(Dataset excerpt)
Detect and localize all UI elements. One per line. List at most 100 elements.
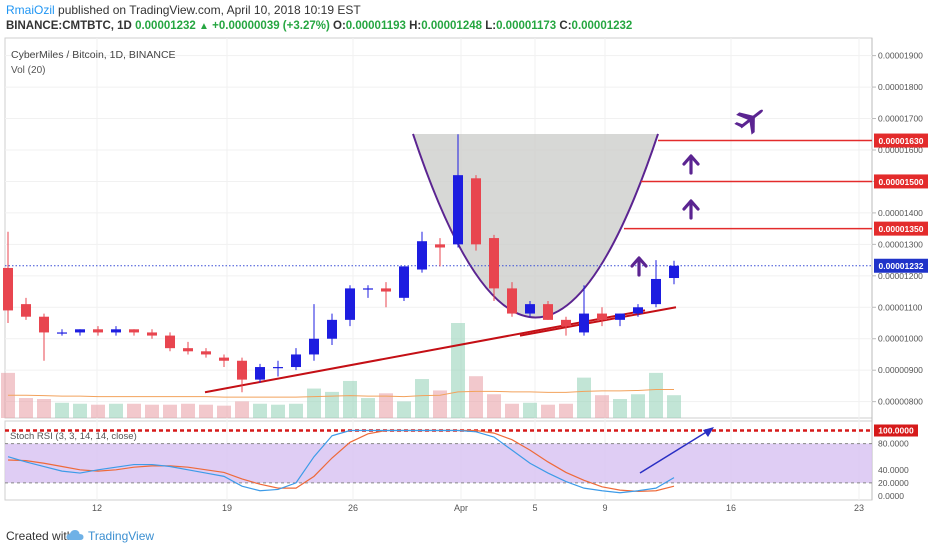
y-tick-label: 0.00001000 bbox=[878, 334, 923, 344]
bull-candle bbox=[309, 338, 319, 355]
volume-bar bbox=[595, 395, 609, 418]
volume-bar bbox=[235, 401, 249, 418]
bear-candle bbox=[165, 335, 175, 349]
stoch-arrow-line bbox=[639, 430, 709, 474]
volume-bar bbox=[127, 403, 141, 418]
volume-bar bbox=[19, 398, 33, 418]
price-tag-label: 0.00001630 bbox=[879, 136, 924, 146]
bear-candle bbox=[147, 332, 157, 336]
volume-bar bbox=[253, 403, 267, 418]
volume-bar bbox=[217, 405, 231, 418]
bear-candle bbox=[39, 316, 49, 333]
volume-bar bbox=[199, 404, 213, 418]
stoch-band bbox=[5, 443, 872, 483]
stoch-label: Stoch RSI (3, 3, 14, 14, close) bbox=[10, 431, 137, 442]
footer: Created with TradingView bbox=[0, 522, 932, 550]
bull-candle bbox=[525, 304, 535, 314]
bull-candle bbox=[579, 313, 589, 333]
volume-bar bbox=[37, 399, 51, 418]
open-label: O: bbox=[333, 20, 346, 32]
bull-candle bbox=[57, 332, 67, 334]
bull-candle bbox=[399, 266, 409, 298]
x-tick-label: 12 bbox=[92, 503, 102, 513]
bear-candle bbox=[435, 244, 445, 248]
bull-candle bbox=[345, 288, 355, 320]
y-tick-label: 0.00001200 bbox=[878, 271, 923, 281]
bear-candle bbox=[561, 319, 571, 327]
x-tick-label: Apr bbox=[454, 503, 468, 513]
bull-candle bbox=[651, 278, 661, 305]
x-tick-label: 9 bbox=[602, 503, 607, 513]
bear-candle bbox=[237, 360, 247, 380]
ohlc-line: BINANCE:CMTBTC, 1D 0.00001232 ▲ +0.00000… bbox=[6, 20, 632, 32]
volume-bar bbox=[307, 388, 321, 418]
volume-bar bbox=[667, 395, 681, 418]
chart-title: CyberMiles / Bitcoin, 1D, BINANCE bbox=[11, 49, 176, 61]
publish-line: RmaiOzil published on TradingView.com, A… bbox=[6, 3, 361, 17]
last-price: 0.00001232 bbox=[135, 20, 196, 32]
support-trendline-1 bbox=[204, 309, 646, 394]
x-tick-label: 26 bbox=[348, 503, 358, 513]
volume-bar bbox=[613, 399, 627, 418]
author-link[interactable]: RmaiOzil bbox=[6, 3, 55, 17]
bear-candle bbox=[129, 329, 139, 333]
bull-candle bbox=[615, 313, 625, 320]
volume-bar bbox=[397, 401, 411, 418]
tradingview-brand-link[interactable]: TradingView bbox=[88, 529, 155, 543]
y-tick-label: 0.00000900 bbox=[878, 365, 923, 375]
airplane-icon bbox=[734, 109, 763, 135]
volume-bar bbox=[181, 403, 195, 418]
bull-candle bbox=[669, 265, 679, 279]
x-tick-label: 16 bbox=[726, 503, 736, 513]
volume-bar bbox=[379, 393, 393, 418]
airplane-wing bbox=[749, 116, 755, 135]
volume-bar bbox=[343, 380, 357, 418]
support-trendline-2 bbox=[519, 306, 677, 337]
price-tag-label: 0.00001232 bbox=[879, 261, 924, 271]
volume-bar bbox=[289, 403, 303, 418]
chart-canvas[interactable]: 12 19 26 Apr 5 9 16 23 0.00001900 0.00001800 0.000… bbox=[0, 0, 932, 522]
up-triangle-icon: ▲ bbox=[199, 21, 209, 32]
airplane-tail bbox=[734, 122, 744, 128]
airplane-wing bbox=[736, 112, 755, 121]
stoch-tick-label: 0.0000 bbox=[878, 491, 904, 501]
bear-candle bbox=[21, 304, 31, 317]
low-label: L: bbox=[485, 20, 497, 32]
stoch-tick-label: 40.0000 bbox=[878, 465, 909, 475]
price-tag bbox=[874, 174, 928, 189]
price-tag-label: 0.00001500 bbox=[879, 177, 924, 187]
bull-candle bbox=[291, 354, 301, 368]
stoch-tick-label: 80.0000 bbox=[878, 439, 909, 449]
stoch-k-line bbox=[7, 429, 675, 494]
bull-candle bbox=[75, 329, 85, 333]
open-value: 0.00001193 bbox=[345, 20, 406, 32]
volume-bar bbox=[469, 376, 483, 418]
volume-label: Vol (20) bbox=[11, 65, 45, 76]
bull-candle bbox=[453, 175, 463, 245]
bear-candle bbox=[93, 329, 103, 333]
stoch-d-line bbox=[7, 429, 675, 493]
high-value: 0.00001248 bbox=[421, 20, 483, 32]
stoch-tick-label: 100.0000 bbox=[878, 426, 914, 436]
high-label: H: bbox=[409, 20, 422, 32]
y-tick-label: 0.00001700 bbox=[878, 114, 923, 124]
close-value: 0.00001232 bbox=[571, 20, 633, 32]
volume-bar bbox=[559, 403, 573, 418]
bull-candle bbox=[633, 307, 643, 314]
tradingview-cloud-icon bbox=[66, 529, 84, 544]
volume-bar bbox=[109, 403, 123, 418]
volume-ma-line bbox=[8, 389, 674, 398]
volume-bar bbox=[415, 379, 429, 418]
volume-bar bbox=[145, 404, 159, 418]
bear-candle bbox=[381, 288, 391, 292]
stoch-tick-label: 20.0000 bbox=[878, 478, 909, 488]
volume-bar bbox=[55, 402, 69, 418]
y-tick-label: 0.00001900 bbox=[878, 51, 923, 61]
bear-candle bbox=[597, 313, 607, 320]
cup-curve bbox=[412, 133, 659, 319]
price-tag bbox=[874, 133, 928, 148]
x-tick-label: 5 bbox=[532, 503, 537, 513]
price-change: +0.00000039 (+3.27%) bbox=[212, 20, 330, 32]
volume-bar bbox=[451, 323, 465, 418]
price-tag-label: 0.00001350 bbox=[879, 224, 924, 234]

* * *

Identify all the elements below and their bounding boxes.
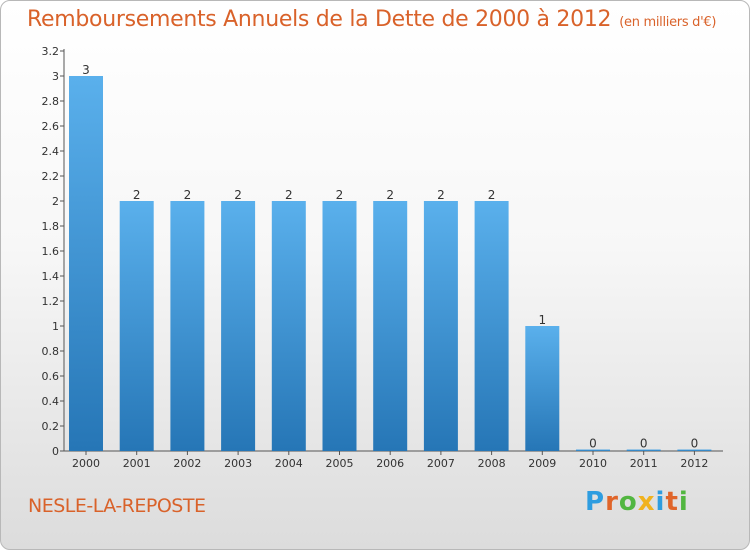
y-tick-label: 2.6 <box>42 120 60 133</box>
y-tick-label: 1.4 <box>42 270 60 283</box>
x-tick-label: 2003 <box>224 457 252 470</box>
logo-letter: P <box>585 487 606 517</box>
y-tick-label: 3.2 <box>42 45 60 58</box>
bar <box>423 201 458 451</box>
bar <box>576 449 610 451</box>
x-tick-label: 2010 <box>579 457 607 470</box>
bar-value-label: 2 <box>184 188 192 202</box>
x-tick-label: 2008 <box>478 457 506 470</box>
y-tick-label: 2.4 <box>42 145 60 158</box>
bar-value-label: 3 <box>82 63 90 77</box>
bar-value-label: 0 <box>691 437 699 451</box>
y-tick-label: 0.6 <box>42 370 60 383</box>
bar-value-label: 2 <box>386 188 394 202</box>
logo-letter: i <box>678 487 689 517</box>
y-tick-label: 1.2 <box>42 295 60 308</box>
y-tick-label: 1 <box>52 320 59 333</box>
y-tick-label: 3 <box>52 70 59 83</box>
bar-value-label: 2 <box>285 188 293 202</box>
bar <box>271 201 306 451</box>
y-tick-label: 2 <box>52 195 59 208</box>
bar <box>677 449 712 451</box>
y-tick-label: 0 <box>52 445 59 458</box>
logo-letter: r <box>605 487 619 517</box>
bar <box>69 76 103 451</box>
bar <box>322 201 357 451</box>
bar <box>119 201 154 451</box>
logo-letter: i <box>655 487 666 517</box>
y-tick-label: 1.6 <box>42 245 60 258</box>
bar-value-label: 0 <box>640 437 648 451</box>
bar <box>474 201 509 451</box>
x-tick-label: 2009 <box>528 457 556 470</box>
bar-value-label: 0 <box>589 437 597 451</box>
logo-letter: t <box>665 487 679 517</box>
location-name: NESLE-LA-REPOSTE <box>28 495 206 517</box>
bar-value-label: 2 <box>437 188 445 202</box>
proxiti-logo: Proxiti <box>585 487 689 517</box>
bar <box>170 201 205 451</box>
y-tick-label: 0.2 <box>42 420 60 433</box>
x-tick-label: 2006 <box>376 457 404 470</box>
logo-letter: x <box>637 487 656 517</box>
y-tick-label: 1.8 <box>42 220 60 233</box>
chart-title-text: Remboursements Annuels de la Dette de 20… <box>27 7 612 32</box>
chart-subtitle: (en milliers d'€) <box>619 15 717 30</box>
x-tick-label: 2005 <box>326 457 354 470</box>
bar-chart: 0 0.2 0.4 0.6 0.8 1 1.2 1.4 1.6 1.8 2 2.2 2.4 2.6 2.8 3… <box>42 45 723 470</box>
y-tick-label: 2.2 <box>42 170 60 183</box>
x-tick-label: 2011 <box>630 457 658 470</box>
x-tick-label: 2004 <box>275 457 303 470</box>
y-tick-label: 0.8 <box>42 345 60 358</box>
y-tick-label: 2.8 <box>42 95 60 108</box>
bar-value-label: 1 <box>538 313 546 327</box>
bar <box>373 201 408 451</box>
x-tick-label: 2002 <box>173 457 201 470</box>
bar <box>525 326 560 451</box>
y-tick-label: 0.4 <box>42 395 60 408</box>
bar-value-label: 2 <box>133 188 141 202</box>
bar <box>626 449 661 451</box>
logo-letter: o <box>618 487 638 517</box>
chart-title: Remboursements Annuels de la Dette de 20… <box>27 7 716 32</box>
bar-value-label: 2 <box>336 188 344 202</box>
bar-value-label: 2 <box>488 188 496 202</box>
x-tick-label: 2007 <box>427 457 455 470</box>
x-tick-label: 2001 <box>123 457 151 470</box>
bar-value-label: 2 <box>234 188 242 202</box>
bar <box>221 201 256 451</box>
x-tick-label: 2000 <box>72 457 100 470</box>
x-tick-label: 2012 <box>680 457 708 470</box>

• Exercise objective
Repeat word for word the lines of the records starting at the line that contains "y-tick-label: 2.6 <box>42 120 60 133</box>" and ending at the line that contains "bar <box>576 449 610 451</box>", both included.

• The result
y-tick-label: 2.6 <box>42 120 60 133</box>
y-tick-label: 1.4 <box>42 270 60 283</box>
x-tick-label: 2003 <box>224 457 252 470</box>
logo-letter: P <box>585 487 606 517</box>
y-tick-label: 3.2 <box>42 45 60 58</box>
bar <box>423 201 458 451</box>
bar <box>576 449 610 451</box>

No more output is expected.